--- Start Data to use ---

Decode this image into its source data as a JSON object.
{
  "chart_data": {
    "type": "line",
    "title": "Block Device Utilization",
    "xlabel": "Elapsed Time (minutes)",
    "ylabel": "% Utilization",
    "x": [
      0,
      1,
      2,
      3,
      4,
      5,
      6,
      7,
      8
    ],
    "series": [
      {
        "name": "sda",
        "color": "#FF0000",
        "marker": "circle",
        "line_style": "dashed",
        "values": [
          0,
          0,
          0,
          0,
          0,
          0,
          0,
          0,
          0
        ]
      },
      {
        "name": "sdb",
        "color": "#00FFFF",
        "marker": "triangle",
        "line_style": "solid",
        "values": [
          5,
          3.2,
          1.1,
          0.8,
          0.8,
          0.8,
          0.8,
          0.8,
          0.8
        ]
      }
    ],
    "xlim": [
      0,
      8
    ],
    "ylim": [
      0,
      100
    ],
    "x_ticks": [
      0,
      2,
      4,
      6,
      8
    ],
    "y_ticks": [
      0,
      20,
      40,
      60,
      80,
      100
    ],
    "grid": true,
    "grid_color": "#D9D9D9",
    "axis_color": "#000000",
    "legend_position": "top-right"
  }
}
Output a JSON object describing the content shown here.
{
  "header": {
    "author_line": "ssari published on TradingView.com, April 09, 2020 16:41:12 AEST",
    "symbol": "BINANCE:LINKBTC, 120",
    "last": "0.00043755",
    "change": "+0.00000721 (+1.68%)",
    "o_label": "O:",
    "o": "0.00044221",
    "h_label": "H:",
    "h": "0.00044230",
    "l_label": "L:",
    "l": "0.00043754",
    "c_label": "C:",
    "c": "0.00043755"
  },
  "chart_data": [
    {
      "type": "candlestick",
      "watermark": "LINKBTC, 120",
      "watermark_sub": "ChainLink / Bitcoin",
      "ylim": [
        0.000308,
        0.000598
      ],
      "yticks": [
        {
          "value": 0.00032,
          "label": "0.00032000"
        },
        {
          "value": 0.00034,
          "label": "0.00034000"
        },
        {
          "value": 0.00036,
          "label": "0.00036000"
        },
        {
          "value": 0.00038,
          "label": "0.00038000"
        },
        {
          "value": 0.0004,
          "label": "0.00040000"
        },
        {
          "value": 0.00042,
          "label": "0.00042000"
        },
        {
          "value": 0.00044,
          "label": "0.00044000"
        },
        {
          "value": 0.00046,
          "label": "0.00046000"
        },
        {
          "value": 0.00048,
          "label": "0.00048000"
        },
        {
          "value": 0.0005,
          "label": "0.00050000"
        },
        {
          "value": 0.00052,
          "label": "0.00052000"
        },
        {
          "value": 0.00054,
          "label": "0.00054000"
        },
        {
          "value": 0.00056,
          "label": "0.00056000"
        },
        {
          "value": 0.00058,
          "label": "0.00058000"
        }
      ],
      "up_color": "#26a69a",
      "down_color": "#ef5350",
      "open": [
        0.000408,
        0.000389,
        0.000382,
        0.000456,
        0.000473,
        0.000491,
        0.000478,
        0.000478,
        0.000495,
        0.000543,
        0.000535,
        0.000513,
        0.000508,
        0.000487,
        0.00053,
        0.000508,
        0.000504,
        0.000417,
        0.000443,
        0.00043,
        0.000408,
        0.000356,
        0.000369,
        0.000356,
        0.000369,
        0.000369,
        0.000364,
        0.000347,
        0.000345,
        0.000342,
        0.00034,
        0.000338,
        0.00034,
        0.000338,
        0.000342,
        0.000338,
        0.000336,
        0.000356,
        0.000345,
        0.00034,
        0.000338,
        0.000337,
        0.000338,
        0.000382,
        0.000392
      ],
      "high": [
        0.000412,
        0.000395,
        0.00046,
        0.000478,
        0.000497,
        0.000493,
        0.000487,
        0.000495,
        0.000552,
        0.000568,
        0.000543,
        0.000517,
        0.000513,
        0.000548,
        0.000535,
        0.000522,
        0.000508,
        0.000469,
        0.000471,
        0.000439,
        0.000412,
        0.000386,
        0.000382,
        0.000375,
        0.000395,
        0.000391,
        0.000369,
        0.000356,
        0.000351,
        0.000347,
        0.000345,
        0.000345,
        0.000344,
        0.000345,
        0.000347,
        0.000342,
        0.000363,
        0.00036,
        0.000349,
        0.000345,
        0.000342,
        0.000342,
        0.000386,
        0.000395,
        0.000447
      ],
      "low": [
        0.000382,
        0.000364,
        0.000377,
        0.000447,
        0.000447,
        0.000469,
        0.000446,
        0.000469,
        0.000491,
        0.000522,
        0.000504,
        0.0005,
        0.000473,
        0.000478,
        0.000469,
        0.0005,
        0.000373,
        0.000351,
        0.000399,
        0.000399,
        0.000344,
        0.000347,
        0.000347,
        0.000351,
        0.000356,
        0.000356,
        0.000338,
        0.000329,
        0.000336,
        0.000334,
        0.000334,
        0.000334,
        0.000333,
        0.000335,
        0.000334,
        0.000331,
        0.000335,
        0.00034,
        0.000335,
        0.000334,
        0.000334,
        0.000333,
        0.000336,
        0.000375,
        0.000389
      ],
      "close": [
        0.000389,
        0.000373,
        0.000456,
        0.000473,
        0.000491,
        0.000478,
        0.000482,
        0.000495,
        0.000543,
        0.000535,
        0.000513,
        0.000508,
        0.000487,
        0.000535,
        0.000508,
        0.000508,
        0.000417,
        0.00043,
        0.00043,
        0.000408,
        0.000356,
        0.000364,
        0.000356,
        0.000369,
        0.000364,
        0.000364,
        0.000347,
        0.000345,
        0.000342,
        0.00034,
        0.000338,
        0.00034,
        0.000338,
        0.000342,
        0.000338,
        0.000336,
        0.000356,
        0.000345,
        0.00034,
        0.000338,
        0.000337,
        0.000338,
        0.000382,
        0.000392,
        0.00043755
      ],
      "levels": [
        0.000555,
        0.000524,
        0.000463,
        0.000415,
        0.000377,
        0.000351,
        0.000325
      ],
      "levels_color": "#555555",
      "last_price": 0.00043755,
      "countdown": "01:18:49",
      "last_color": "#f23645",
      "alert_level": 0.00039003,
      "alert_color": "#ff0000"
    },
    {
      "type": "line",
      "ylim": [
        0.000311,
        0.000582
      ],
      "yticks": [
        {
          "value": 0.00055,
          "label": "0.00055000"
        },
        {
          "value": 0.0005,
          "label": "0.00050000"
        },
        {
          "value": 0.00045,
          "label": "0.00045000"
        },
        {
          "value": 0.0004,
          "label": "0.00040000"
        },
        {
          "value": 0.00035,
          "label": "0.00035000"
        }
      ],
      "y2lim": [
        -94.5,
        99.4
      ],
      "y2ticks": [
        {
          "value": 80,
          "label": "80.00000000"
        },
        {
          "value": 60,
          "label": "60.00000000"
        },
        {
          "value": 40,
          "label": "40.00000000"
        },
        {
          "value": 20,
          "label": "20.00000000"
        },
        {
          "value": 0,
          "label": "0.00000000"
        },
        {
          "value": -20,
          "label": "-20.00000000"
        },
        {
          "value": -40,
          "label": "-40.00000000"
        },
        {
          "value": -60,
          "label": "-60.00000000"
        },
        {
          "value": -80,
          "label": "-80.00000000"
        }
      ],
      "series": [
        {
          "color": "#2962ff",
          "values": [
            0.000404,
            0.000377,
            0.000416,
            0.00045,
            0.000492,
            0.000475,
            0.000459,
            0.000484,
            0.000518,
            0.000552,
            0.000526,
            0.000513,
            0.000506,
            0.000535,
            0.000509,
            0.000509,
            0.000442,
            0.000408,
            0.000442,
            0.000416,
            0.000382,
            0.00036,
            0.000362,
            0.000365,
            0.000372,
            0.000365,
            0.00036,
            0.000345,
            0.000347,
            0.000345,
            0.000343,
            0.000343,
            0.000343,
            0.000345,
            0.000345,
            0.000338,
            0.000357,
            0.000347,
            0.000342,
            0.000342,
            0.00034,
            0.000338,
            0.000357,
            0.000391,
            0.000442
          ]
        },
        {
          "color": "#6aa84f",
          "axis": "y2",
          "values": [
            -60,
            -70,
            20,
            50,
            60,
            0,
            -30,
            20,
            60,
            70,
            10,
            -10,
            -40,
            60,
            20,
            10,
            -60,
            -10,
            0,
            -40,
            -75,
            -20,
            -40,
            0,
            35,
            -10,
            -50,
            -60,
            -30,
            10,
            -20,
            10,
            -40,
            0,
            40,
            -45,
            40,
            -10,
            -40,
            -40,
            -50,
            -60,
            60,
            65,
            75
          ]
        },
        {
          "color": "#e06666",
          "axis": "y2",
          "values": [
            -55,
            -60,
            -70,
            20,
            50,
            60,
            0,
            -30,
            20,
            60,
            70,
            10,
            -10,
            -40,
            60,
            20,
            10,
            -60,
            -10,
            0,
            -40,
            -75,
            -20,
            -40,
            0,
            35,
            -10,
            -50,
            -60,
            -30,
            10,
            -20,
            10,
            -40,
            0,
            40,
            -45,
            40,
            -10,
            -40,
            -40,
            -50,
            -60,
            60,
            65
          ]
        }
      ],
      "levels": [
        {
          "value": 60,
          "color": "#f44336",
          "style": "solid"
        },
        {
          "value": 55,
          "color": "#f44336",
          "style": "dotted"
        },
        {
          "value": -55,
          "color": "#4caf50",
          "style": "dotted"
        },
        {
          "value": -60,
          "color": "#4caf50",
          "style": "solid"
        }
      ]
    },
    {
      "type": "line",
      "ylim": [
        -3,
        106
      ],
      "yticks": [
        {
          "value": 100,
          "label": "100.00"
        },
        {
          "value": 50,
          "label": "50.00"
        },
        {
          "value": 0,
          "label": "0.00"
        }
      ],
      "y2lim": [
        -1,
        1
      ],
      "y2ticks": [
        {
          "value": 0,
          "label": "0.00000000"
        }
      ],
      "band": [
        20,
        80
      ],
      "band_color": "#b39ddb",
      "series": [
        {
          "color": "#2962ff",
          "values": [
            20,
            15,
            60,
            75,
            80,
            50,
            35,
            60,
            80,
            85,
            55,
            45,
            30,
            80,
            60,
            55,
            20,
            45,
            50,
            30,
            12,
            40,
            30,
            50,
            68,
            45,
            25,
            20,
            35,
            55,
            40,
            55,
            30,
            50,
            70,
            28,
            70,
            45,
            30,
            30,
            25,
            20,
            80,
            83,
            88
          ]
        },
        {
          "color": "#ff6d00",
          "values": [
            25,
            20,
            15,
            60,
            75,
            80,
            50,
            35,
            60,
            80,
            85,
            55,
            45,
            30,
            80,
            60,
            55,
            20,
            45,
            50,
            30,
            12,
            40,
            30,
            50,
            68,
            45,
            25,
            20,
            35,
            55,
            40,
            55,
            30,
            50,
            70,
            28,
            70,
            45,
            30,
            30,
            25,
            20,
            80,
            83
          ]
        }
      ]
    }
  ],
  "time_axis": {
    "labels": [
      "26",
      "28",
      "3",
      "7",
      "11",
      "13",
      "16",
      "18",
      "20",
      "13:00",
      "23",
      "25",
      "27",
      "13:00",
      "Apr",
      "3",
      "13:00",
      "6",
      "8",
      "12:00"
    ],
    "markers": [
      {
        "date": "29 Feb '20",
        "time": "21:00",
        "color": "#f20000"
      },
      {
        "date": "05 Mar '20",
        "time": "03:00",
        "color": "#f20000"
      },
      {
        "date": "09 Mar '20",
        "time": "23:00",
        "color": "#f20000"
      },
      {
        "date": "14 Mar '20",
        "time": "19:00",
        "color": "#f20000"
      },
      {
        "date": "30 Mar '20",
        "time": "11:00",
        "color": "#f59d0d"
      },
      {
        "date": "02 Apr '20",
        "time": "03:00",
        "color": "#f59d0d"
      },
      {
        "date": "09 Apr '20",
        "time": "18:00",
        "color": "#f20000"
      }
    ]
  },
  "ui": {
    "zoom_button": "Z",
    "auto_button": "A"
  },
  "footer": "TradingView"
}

--- End Data to use ---

#### [Task details]
Select and copy every line of the material that holds the string "TradingView".

#### [Response to the task]
    "author_line": "ssari published on TradingView.com, April 09, 2020 16:41:12 AEST",
  "footer": "TradingView"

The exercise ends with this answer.